Dataset rows about figures
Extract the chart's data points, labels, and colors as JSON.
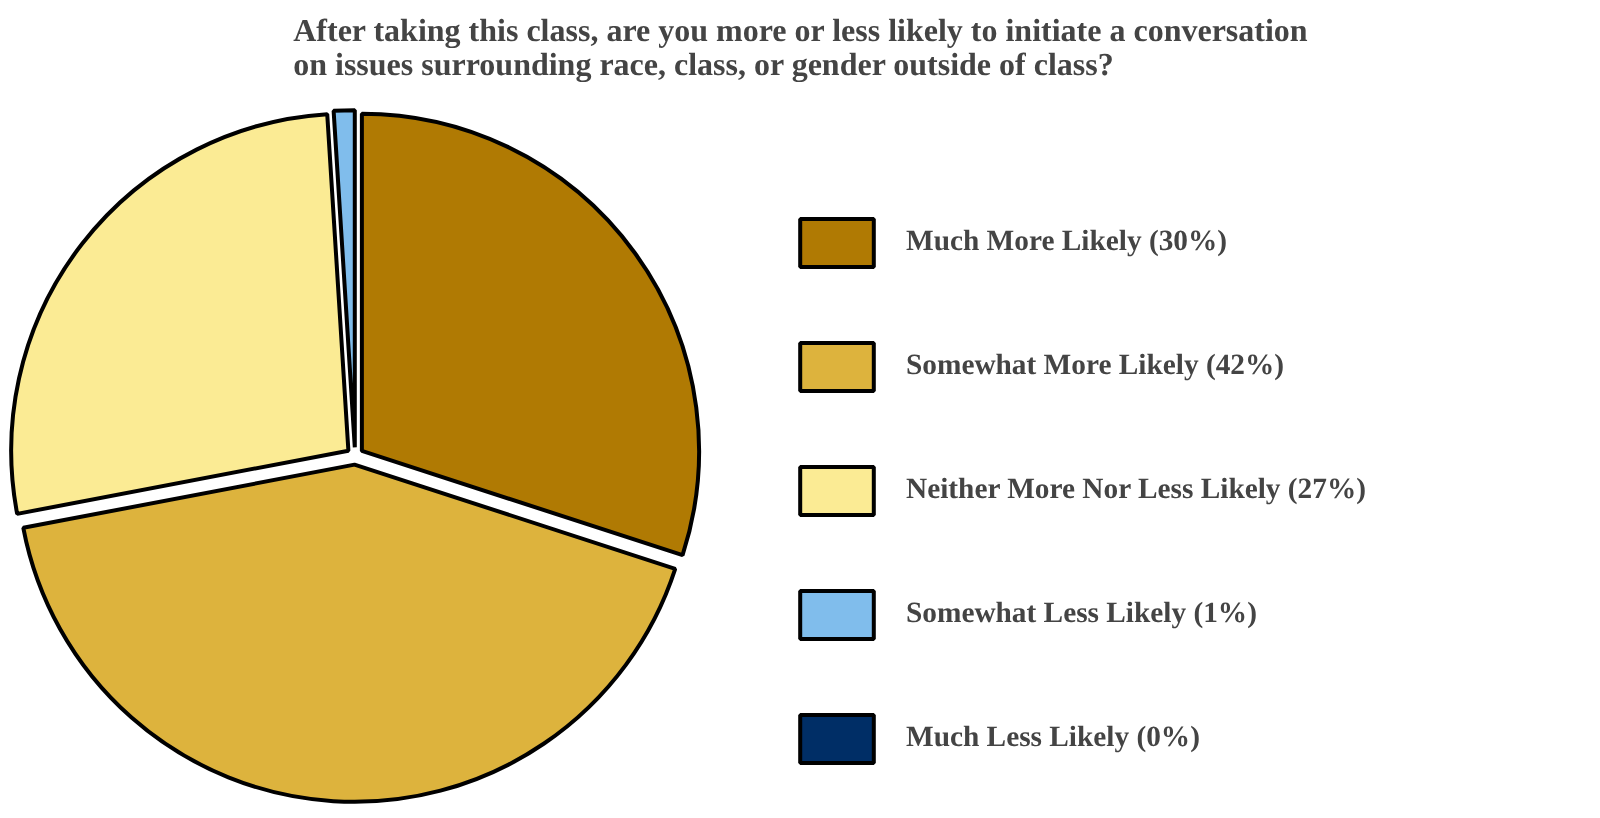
{
  "chart_data": {
    "type": "pie",
    "title": "After taking this class, are you more or less likely to initiate a conversation\non issues surrounding race, class, or gender outside of class?",
    "categories": [
      "Much More Likely (30%)",
      "Somewhat More Likely (42%)",
      "Neither More Nor Less Likely (27%)",
      "Somewhat Less Likely (1%)",
      "Much Less Likely (0%)"
    ],
    "values": [
      30,
      42,
      27,
      1,
      0
    ],
    "colors": [
      "#b07a03",
      "#ddb33d",
      "#fbeb94",
      "#80bdec",
      "#002e66"
    ],
    "legend": "right"
  }
}
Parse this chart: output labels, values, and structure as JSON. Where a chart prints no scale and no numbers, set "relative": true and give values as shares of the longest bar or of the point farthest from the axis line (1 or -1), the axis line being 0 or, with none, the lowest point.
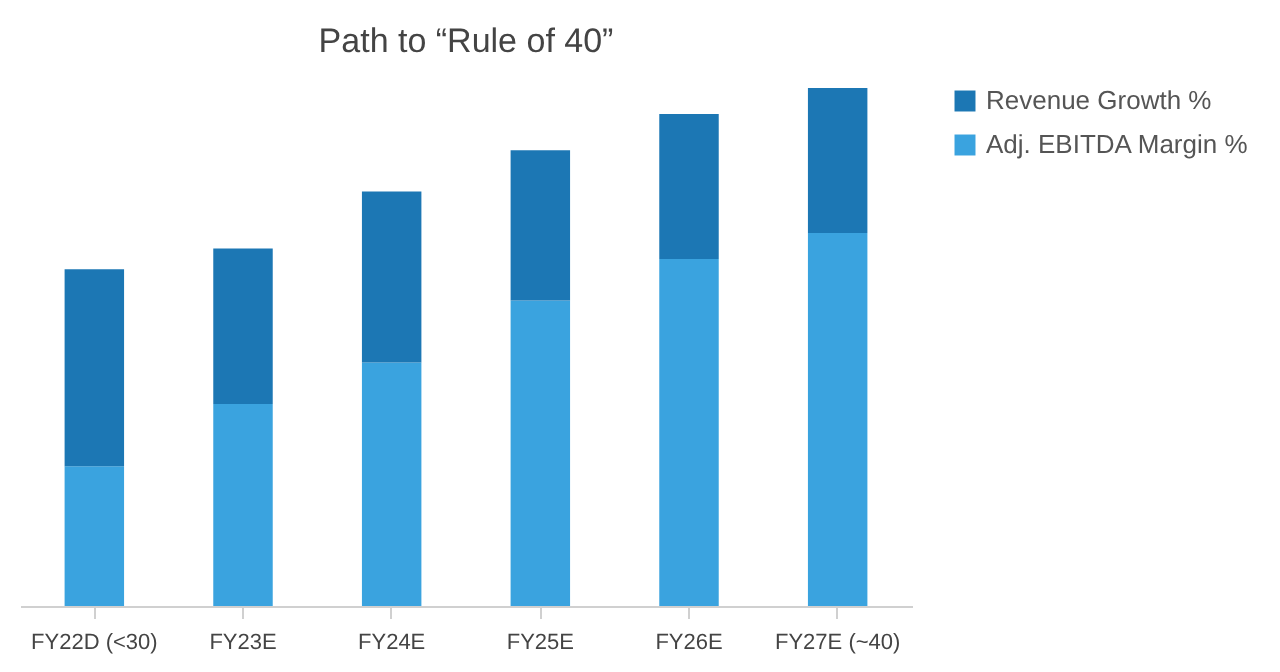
{
  "chart_data": {
    "type": "bar",
    "title": "Path to “Rule of 40”",
    "relative": true,
    "stacked": true,
    "legend": "right",
    "categories": [
      "FY22D (<30)",
      "FY23E",
      "FY24E",
      "FY25E",
      "FY26E",
      "FY27E (~40)"
    ],
    "series": [
      {
        "name": "Adj. EBITDA Margin %",
        "color": "#3aa3df",
        "values": [
          0.27,
          0.39,
          0.47,
          0.59,
          0.67,
          0.72
        ]
      },
      {
        "name": "Revenue Growth %",
        "color": "#1c77b4",
        "values": [
          0.38,
          0.3,
          0.33,
          0.29,
          0.28,
          0.28
        ]
      }
    ]
  }
}
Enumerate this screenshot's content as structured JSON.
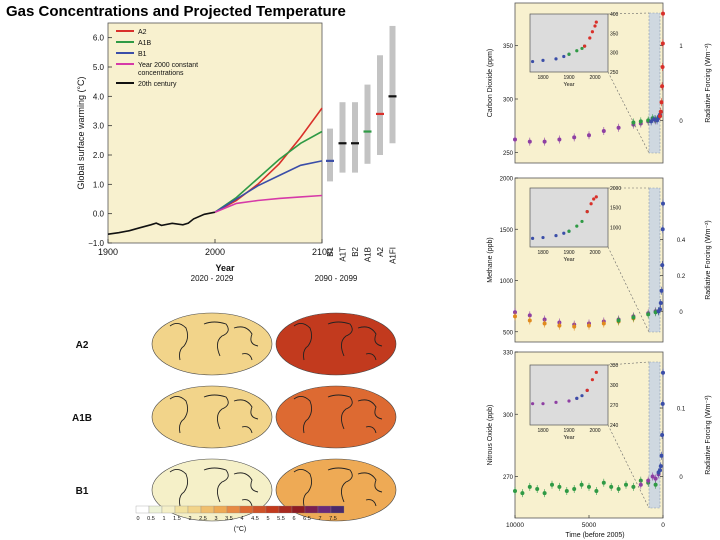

## Stated goal
Please set down each line of the data above exactly as written, without the pictures.

## Solution to the problem
Extract the chart's data points, labels, and colors as JSON.
{
  "chart_data": {
    "type": "pie",
    "title": "After taking this class, are you more or less likely to initiate a conversation\non issues surrounding race, class, or gender outside of class?",
    "categories": [
      "Much More Likely (30%)",
      "Somewhat More Likely (42%)",
      "Neither More Nor Less Likely (27%)",
      "Somewhat Less Likely (1%)",
      "Much Less Likely (0%)"
    ],
    "values": [
      30,
      42,
      27,
      1,
      0
    ],
    "colors": [
      "#b07a03",
      "#ddb33d",
      "#fbeb94",
      "#80bdec",
      "#002e66"
    ],
    "legend": "right"
  }
}
Parse this chart: output labels, values, and structure as JSON. Where a chart prints no scale and no numbers, set "relative": true and give values as shares of the longest bar or of the point farthest from the axis line (1 or -1), the axis line being 0 or, with none, the lowest point.
{
  "chart_data": {
    "type": "bar",
    "title": "Path to “Rule of 40”",
    "relative": true,
    "stacked": true,
    "legend": "right",
    "categories": [
      "FY22D (<30)",
      "FY23E",
      "FY24E",
      "FY25E",
      "FY26E",
      "FY27E (~40)"
    ],
    "series": [
      {
        "name": "Adj. EBITDA Margin %",
        "color": "#3aa3df",
        "values": [
          0.27,
          0.39,
          0.47,
          0.59,
          0.67,
          0.72
        ]
      },
      {
        "name": "Revenue Growth %",
        "color": "#1c77b4",
        "values": [
          0.38,
          0.3,
          0.33,
          0.29,
          0.28,
          0.28
        ]
      }
    ]
  }
}
Enumerate this screenshot's content as structured JSON.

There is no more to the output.